Which lines contain the string "필요하다"? Please list every one of them.

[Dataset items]
## BEGIN
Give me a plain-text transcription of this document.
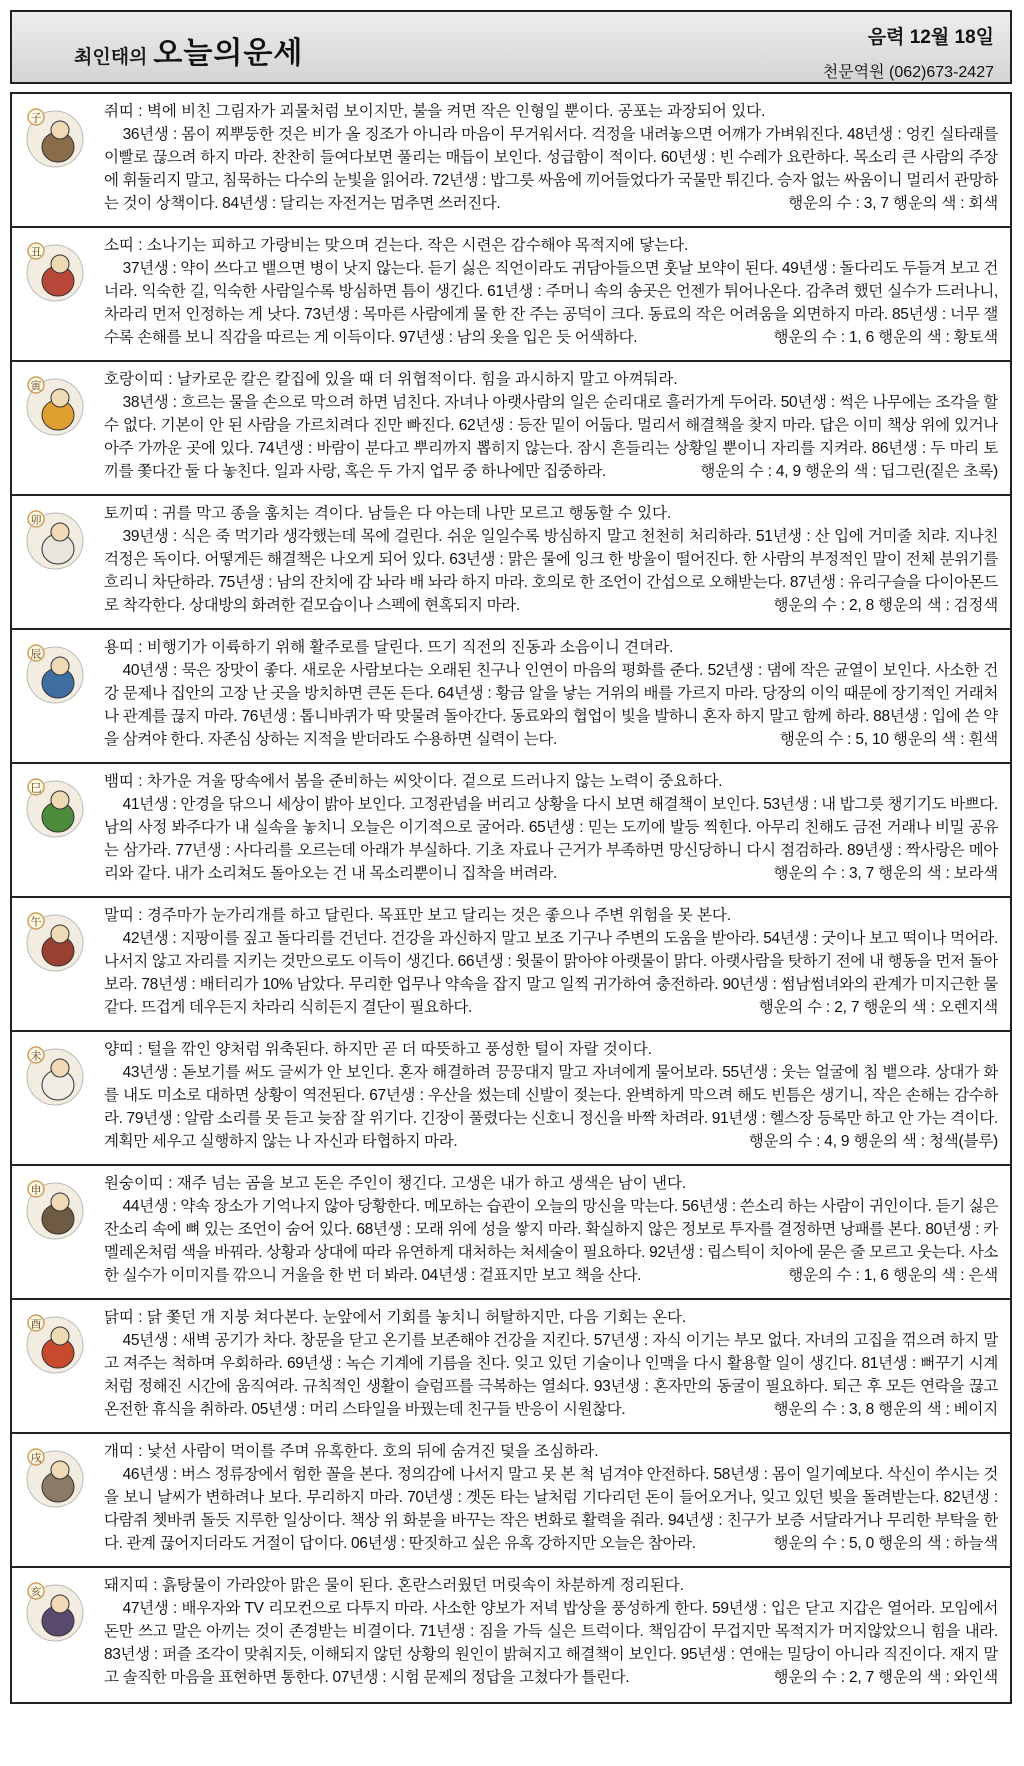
최인태의 오늘의운세	음력 12월 18일
천문역원 (062)673-2427
子	쥐띠 : 벽에 비친 그림자가 괴물처럼 보이지만, 불을 켜면 작은 인형일 뿐이다. 공포는 과장되어 있다.

36년생 : 몸이 찌뿌둥한 것은 비가 올 징조가 아니라 마음이 무거워서다. 걱정을 내려놓으면 어깨가 가벼워진다. 48년생 : 엉킨 실타래를 이빨로 끊으려 하지 마라. 찬찬히 들여다보면 풀리는 매듭이 보인다. 성급함이 적이다. 60년생 : 빈 수레가 요란하다. 목소리 큰 사람의 주장에 휘둘리지 말고, 침묵하는 다수의 눈빛을 읽어라. 72년생 : 밥그릇 싸움에 끼어들었다가 국물만 튀긴다. 승자 없는 싸움이니 멀리서 관망하는 것이 상책이다. 84년생 : 달리는 자전거는 멈추면 쓰러진다.	행운의 수 : 3, 7 행운의 색 : 회색

丑	소띠 : 소나기는 피하고 가랑비는 맞으며 걷는다. 작은 시련은 감수해야 목적지에 닿는다.

37년생 : 약이 쓰다고 뱉으면 병이 낫지 않는다. 듣기 싫은 직언이라도 귀담아들으면 훗날 보약이 된다. 49년생 : 돌다리도 두들겨 보고 건너라. 익숙한 길, 익숙한 사람일수록 방심하면 틈이 생긴다. 61년생 : 주머니 속의 송곳은 언젠가 튀어나온다. 감추려 했던 실수가 드러나니, 차라리 먼저 인정하는 게 낫다. 73년생 : 목마른 사람에게 물 한 잔 주는 공덕이 크다. 동료의 작은 어려움을 외면하지 마라. 85년생 : 너무 잴수록 손해를 보니 직감을 따르는 게 이득이다. 97년생 : 남의 옷을 입은 듯 어색하다.	행운의 수 : 1, 6 행운의 색 : 황토색

寅	호랑이띠 : 날카로운 칼은 칼집에 있을 때 더 위협적이다. 힘을 과시하지 말고 아껴둬라.

38년생 : 흐르는 물을 손으로 막으려 하면 넘친다. 자녀나 아랫사람의 일은 순리대로 흘러가게 두어라. 50년생 : 썩은 나무에는 조각을 할 수 없다. 기본이 안 된 사람을 가르치려다 진만 빠진다. 62년생 : 등잔 밑이 어둡다. 멀리서 해결책을 찾지 마라. 답은 이미 책상 위에 있거나 아주 가까운 곳에 있다. 74년생 : 바람이 분다고 뿌리까지 뽑히지 않는다. 잠시 흔들리는 상황일 뿐이니 자리를 지켜라. 86년생 : 두 마리 토끼를 쫓다간 둘 다 놓친다. 일과 사랑, 혹은 두 가지 업무 중 하나에만 집중하라.	행운의 수 : 4, 9 행운의 색 : 딥그린(짙은 초록)

卯	토끼띠 : 귀를 막고 종을 훔치는 격이다. 남들은 다 아는데 나만 모르고 행동할 수 있다.

39년생 : 식은 죽 먹기라 생각했는데 목에 걸린다. 쉬운 일일수록 방심하지 말고 천천히 처리하라. 51년생 : 산 입에 거미줄 치랴. 지나친 걱정은 독이다. 어떻게든 해결책은 나오게 되어 있다. 63년생 : 맑은 물에 잉크 한 방울이 떨어진다. 한 사람의 부정적인 말이 전체 분위기를 흐리니 차단하라. 75년생 : 남의 잔치에 감 놔라 배 놔라 하지 마라. 호의로 한 조언이 간섭으로 오해받는다. 87년생 : 유리구슬을 다이아몬드로 착각한다. 상대방의 화려한 겉모습이나 스펙에 현혹되지 마라.	행운의 수 : 2, 8 행운의 색 : 검정색

辰	용띠 : 비행기가 이륙하기 위해 활주로를 달린다. 뜨기 직전의 진동과 소음이니 견뎌라.

40년생 : 묵은 장맛이 좋다. 새로운 사람보다는 오래된 친구나 인연이 마음의 평화를 준다. 52년생 : 댐에 작은 균열이 보인다. 사소한 건강 문제나 집안의 고장 난 곳을 방치하면 큰돈 든다. 64년생 : 황금 알을 낳는 거위의 배를 가르지 마라. 당장의 이익 때문에 장기적인 거래처나 관계를 끊지 마라. 76년생 : 톱니바퀴가 딱 맞물려 돌아간다. 동료와의 협업이 빛을 발하니 혼자 하지 말고 함께 하라. 88년생 : 입에 쓴 약을 삼켜야 한다. 자존심 상하는 지적을 받더라도 수용하면 실력이 는다.	행운의 수 : 5, 10 행운의 색 : 흰색

巳	뱀띠 : 차가운 겨울 땅속에서 봄을 준비하는 씨앗이다. 겉으로 드러나지 않는 노력이 중요하다.

41년생 : 안경을 닦으니 세상이 밝아 보인다. 고정관념을 버리고 상황을 다시 보면 해결책이 보인다. 53년생 : 내 밥그릇 챙기기도 바쁘다. 남의 사정 봐주다가 내 실속을 놓치니 오늘은 이기적으로 굴어라. 65년생 : 믿는 도끼에 발등 찍힌다. 아무리 친해도 금전 거래나 비밀 공유는 삼가라. 77년생 : 사다리를 오르는데 아래가 부실하다. 기초 자료나 근거가 부족하면 망신당하니 다시 점검하라. 89년생 : 짝사랑은 메아리와 같다. 내가 소리쳐도 돌아오는 건 내 목소리뿐이니 집착을 버려라.	행운의 수 : 3, 7 행운의 색 : 보라색

午	말띠 : 경주마가 눈가리개를 하고 달린다. 목표만 보고 달리는 것은 좋으나 주변 위험을 못 본다.

42년생 : 지팡이를 짚고 돌다리를 건넌다. 건강을 과신하지 말고 보조 기구나 주변의 도움을 받아라. 54년생 : 굿이나 보고 떡이나 먹어라. 나서지 않고 자리를 지키는 것만으로도 이득이 생긴다. 66년생 : 윗물이 맑아야 아랫물이 맑다. 아랫사람을 탓하기 전에 내 행동을 먼저 돌아보라. 78년생 : 배터리가 10% 남았다. 무리한 업무나 약속을 잡지 말고 일찍 귀가하여 충전하라. 90년생 : 썸남썸녀와의 관계가 미지근한 물 같다. 뜨겁게 데우든지 차라리 식히든지 결단이 필요하다.	행운의 수 : 2, 7 행운의 색 : 오렌지색

未	양띠 : 털을 깎인 양처럼 위축된다. 하지만 곧 더 따뜻하고 풍성한 털이 자랄 것이다.

43년생 : 돋보기를 써도 글씨가 안 보인다. 혼자 해결하려 끙끙대지 말고 자녀에게 물어보라. 55년생 : 웃는 얼굴에 침 뱉으랴. 상대가 화를 내도 미소로 대하면 상황이 역전된다. 67년생 : 우산을 썼는데 신발이 젖는다. 완벽하게 막으려 해도 빈틈은 생기니, 작은 손해는 감수하라. 79년생 : 알람 소리를 못 듣고 늦잠 잘 위기다. 긴장이 풀렸다는 신호니 정신을 바짝 차려라. 91년생 : 헬스장 등록만 하고 안 가는 격이다. 계획만 세우고 실행하지 않는 나 자신과 타협하지 마라.	행운의 수 : 4, 9 행운의 색 : 청색(블루)

申	원숭이띠 : 재주 넘는 곰을 보고 돈은 주인이 챙긴다. 고생은 내가 하고 생색은 남이 낸다.

44년생 : 약속 장소가 기억나지 않아 당황한다. 메모하는 습관이 오늘의 망신을 막는다. 56년생 : 쓴소리 하는 사람이 귀인이다. 듣기 싫은 잔소리 속에 뼈 있는 조언이 숨어 있다. 68년생 : 모래 위에 성을 쌓지 마라. 확실하지 않은 정보로 투자를 결정하면 낭패를 본다. 80년생 : 카멜레온처럼 색을 바꿔라. 상황과 상대에 따라 유연하게 대처하는 처세술이 필요하다. 92년생 : 립스틱이 치아에 묻은 줄 모르고 웃는다. 사소한 실수가 이미지를 깎으니 거울을 한 번 더 봐라. 04년생 : 겉표지만 보고 책을 산다.	행운의 수 : 1, 6 행운의 색 : 은색

酉	닭띠 : 닭 쫓던 개 지붕 쳐다본다. 눈앞에서 기회를 놓치니 허탈하지만, 다음 기회는 온다.

45년생 : 새벽 공기가 차다. 창문을 닫고 온기를 보존해야 건강을 지킨다. 57년생 : 자식 이기는 부모 없다. 자녀의 고집을 꺾으려 하지 말고 져주는 척하며 우회하라. 69년생 : 녹슨 기계에 기름을 친다. 잊고 있던 기술이나 인맥을 다시 활용할 일이 생긴다. 81년생 : 뻐꾸기 시계처럼 정해진 시간에 움직여라. 규칙적인 생활이 슬럼프를 극복하는 열쇠다. 93년생 : 혼자만의 동굴이 필요하다. 퇴근 후 모든 연락을 끊고 온전한 휴식을 취하라. 05년생 : 머리 스타일을 바꿨는데 친구들 반응이 시원찮다.	행운의 수 : 3, 8 행운의 색 : 베이지

戌	개띠 : 낯선 사람이 먹이를 주며 유혹한다. 호의 뒤에 숨겨진 덫을 조심하라.

46년생 : 버스 정류장에서 험한 꼴을 본다. 정의감에 나서지 말고 못 본 척 넘겨야 안전하다. 58년생 : 몸이 일기예보다. 삭신이 쑤시는 것을 보니 날씨가 변하려나 보다. 무리하지 마라. 70년생 : 곗돈 타는 날처럼 기다리던 돈이 들어오거나, 잊고 있던 빚을 돌려받는다. 82년생 : 다람쥐 쳇바퀴 돌듯 지루한 일상이다. 책상 위 화분을 바꾸는 작은 변화로 활력을 줘라. 94년생 : 친구가 보증 서달라거나 무리한 부탁을 한다. 관계 끊어지더라도 거절이 답이다. 06년생 : 딴짓하고 싶은 유혹 강하지만 오늘은 참아라.	행운의 수 : 5, 0 행운의 색 : 하늘색

亥	돼지띠 : 흙탕물이 가라앉아 맑은 물이 된다. 혼란스러웠던 머릿속이 차분하게 정리된다.

47년생 : 배우자와 TV 리모컨으로 다투지 마라. 사소한 양보가 저녁 밥상을 풍성하게 한다. 59년생 : 입은 닫고 지갑은 열어라. 모임에서 돈만 쓰고 말은 아끼는 것이 존경받는 비결이다. 71년생 : 짐을 가득 실은 트럭이다. 책임감이 무겁지만 목적지가 머지않았으니 힘을 내라. 83년생 : 퍼즐 조각이 맞춰지듯, 이해되지 않던 상황의 원인이 밝혀지고 해결책이 보인다. 95년생 : 연애는 밀당이 아니라 직진이다. 재지 말고 솔직한 마음을 표현하면 통한다. 07년생 : 시험 문제의 정답을 고쳤다가 틀린다.	행운의 수 : 2, 7 행운의 색 : 와인색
## END
- Written response:
42년생 : 지팡이를 짚고 돌다리를 건넌다. 건강을 과신하지 말고 보조 기구나 주변의 도움을 받아라. 54년생 : 굿이나 보고 떡이나 먹어라. 나서지 않고 자리를 지키는 것만으로도 이득이 생긴다. 66년생 : 윗물이 맑아야 아랫물이 맑다. 아랫사람을 탓하기 전에 내 행동을 먼저 돌아보라. 78년생 : 배터리가 10% 남았다. 무리한 업무나 약속을 잡지 말고 일찍 귀가하여 충전하라. 90년생 : 썸남썸녀와의 관계가 미지근한 물 같다. 뜨겁게 데우든지 차라리 식히든지 결단이 필요하다.	행운의 수 : 2, 7 행운의 색 : 오렌지색
44년생 : 약속 장소가 기억나지 않아 당황한다. 메모하는 습관이 오늘의 망신을 막는다. 56년생 : 쓴소리 하는 사람이 귀인이다. 듣기 싫은 잔소리 속에 뼈 있는 조언이 숨어 있다. 68년생 : 모래 위에 성을 쌓지 마라. 확실하지 않은 정보로 투자를 결정하면 낭패를 본다. 80년생 : 카멜레온처럼 색을 바꿔라. 상황과 상대에 따라 유연하게 대처하는 처세술이 필요하다. 92년생 : 립스틱이 치아에 묻은 줄 모르고 웃는다. 사소한 실수가 이미지를 깎으니 거울을 한 번 더 봐라. 04년생 : 겉표지만 보고 책을 산다.	행운의 수 : 1, 6 행운의 색 : 은색
45년생 : 새벽 공기가 차다. 창문을 닫고 온기를 보존해야 건강을 지킨다. 57년생 : 자식 이기는 부모 없다. 자녀의 고집을 꺾으려 하지 말고 져주는 척하며 우회하라. 69년생 : 녹슨 기계에 기름을 친다. 잊고 있던 기술이나 인맥을 다시 활용할 일이 생긴다. 81년생 : 뻐꾸기 시계처럼 정해진 시간에 움직여라. 규칙적인 생활이 슬럼프를 극복하는 열쇠다. 93년생 : 혼자만의 동굴이 필요하다. 퇴근 후 모든 연락을 끊고 온전한 휴식을 취하라. 05년생 : 머리 스타일을 바꿨는데 친구들 반응이 시원찮다.	행운의 수 : 3, 8 행운의 색 : 베이지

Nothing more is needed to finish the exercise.